_Task instructions_
Copy every row below, changing "pixel-tile" to "pixel-square" wherever it appears and leaving everything else unchanged.

_Records shown_
○ ○ ○ ○

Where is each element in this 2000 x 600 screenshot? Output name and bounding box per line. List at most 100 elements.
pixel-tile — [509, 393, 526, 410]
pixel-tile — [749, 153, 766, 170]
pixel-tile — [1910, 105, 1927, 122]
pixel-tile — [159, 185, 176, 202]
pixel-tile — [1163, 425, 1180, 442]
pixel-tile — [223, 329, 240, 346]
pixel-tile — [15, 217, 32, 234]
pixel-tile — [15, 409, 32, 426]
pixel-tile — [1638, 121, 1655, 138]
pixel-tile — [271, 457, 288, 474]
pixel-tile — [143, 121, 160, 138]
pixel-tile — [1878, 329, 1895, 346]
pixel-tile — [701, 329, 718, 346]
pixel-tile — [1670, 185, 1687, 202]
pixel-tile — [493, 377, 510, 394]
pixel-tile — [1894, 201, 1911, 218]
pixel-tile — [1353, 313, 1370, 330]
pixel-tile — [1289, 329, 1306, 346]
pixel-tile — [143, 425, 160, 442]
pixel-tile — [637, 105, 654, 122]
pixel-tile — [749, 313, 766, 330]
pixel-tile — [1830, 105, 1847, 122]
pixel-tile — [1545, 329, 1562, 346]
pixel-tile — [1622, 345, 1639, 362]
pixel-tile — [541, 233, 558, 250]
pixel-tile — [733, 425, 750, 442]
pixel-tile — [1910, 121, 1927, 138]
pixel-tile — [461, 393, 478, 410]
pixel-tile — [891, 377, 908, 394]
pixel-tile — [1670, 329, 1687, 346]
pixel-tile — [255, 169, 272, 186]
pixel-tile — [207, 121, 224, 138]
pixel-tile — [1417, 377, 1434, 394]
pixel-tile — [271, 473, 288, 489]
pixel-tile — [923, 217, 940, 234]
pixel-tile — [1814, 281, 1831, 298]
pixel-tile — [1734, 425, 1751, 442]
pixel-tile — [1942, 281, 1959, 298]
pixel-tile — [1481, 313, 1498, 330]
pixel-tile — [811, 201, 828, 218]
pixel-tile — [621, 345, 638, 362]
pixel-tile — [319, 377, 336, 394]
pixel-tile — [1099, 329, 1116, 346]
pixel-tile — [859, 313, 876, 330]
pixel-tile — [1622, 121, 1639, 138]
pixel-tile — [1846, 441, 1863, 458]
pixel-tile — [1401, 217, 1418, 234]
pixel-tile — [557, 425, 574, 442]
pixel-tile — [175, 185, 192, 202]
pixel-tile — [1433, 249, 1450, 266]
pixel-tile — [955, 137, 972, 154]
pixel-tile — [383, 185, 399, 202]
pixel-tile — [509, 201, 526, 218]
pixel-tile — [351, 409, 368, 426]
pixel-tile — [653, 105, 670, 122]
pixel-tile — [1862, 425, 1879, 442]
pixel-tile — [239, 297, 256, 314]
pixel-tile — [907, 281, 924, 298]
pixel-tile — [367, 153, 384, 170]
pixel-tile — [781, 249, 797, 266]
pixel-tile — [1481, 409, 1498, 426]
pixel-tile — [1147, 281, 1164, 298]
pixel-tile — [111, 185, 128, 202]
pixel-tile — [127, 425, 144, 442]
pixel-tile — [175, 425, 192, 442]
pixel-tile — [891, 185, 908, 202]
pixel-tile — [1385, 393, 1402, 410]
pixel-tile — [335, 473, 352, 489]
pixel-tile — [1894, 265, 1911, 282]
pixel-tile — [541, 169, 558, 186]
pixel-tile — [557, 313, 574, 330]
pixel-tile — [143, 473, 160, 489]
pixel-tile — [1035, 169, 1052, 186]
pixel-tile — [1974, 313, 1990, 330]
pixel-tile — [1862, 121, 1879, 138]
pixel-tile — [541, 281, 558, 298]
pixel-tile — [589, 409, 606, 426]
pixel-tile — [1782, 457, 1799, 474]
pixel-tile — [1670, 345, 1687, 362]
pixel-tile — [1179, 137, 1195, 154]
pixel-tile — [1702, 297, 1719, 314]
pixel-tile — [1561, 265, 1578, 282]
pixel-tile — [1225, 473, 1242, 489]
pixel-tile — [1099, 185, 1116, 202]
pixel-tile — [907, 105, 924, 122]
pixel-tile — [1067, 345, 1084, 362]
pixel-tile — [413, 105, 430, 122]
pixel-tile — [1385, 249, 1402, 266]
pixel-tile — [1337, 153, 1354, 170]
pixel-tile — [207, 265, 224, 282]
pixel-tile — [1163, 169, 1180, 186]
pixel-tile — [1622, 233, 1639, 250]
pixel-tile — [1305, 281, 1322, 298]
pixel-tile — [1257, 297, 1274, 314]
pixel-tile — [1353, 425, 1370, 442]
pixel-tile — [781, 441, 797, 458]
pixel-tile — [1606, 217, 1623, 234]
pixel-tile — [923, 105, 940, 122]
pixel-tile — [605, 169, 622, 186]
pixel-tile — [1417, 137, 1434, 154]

○ ○ ○ ○

_Final result_
Where is each element in this 2000 x 600 screenshot? Output name and bounding box per line. List at most 100 elements.
pixel-square — [509, 393, 526, 410]
pixel-square — [749, 153, 766, 170]
pixel-square — [1910, 105, 1927, 122]
pixel-square — [159, 185, 176, 202]
pixel-square — [1163, 425, 1180, 442]
pixel-square — [223, 329, 240, 346]
pixel-square — [15, 217, 32, 234]
pixel-square — [15, 409, 32, 426]
pixel-square — [1638, 121, 1655, 138]
pixel-square — [271, 457, 288, 474]
pixel-square — [143, 121, 160, 138]
pixel-square — [1878, 329, 1895, 346]
pixel-square — [701, 329, 718, 346]
pixel-square — [1670, 185, 1687, 202]
pixel-square — [493, 377, 510, 394]
pixel-square — [1894, 201, 1911, 218]
pixel-square — [1353, 313, 1370, 330]
pixel-square — [1289, 329, 1306, 346]
pixel-square — [143, 425, 160, 442]
pixel-square — [637, 105, 654, 122]
pixel-square — [749, 313, 766, 330]
pixel-square — [1830, 105, 1847, 122]
pixel-square — [1545, 329, 1562, 346]
pixel-square — [1622, 345, 1639, 362]
pixel-square — [541, 233, 558, 250]
pixel-square — [733, 425, 750, 442]
pixel-square — [1910, 121, 1927, 138]
pixel-square — [461, 393, 478, 410]
pixel-square — [891, 377, 908, 394]
pixel-square — [1670, 329, 1687, 346]
pixel-square — [255, 169, 272, 186]
pixel-square — [207, 121, 224, 138]
pixel-square — [1417, 377, 1434, 394]
pixel-square — [271, 473, 288, 489]
pixel-square — [923, 217, 940, 234]
pixel-square — [1814, 281, 1831, 298]
pixel-square — [1734, 425, 1751, 442]
pixel-square — [1942, 281, 1959, 298]
pixel-square — [1481, 313, 1498, 330]
pixel-square — [811, 201, 828, 218]
pixel-square — [621, 345, 638, 362]
pixel-square — [319, 377, 336, 394]
pixel-square — [1099, 329, 1116, 346]
pixel-square — [859, 313, 876, 330]
pixel-square — [1622, 121, 1639, 138]
pixel-square — [1846, 441, 1863, 458]
pixel-square — [1401, 217, 1418, 234]
pixel-square — [557, 425, 574, 442]
pixel-square — [175, 185, 192, 202]
pixel-square — [1433, 249, 1450, 266]
pixel-square — [955, 137, 972, 154]
pixel-square — [383, 185, 399, 202]
pixel-square — [509, 201, 526, 218]
pixel-square — [351, 409, 368, 426]
pixel-square — [653, 105, 670, 122]
pixel-square — [1862, 425, 1879, 442]
pixel-square — [239, 297, 256, 314]
pixel-square — [907, 281, 924, 298]
pixel-square — [367, 153, 384, 170]
pixel-square — [781, 249, 797, 266]
pixel-square — [1481, 409, 1498, 426]
pixel-square — [1147, 281, 1164, 298]
pixel-square — [111, 185, 128, 202]
pixel-square — [127, 425, 144, 442]
pixel-square — [175, 425, 192, 442]
pixel-square — [891, 185, 908, 202]
pixel-square — [1385, 393, 1402, 410]
pixel-square — [335, 473, 352, 489]
pixel-square — [1894, 265, 1911, 282]
pixel-square — [541, 169, 558, 186]
pixel-square — [557, 313, 574, 330]
pixel-square — [143, 473, 160, 489]
pixel-square — [1035, 169, 1052, 186]
pixel-square — [1974, 313, 1990, 330]
pixel-square — [1862, 121, 1879, 138]
pixel-square — [541, 281, 558, 298]
pixel-square — [589, 409, 606, 426]
pixel-square — [1782, 457, 1799, 474]
pixel-square — [1670, 345, 1687, 362]
pixel-square — [1179, 137, 1195, 154]
pixel-square — [1702, 297, 1719, 314]
pixel-square — [1561, 265, 1578, 282]
pixel-square — [1225, 473, 1242, 489]
pixel-square — [1099, 185, 1116, 202]
pixel-square — [907, 105, 924, 122]
pixel-square — [1067, 345, 1084, 362]
pixel-square — [413, 105, 430, 122]
pixel-square — [1385, 249, 1402, 266]
pixel-square — [1337, 153, 1354, 170]
pixel-square — [207, 265, 224, 282]
pixel-square — [1163, 169, 1180, 186]
pixel-square — [1622, 233, 1639, 250]
pixel-square — [1305, 281, 1322, 298]
pixel-square — [1257, 297, 1274, 314]
pixel-square — [1353, 425, 1370, 442]
pixel-square — [781, 441, 797, 458]
pixel-square — [1606, 217, 1623, 234]
pixel-square — [923, 105, 940, 122]
pixel-square — [605, 169, 622, 186]
pixel-square — [1417, 137, 1434, 154]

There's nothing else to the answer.